# Exercise
In the material below, count the lines with the word "Еврейской" and state that number only.

# Record excerpts
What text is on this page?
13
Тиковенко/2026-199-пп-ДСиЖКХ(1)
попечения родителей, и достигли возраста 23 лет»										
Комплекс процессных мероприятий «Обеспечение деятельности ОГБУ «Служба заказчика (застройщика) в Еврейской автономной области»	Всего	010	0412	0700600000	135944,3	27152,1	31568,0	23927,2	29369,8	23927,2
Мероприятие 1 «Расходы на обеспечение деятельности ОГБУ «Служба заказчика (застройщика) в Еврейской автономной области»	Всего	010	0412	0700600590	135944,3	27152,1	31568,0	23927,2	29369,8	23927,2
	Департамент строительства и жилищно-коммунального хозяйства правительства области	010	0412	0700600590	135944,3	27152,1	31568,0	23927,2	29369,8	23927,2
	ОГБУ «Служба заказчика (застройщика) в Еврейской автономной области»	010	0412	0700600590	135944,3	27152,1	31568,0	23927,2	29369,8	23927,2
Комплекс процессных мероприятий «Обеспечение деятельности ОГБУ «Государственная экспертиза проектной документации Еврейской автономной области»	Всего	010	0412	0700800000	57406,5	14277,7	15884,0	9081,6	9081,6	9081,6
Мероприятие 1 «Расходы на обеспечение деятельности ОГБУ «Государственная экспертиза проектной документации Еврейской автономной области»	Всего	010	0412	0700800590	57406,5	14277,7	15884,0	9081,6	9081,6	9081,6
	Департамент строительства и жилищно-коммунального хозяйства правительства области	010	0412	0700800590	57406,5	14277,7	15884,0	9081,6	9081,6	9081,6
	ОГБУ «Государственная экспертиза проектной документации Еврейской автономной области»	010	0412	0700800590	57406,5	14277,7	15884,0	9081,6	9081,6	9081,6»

# Right answer
6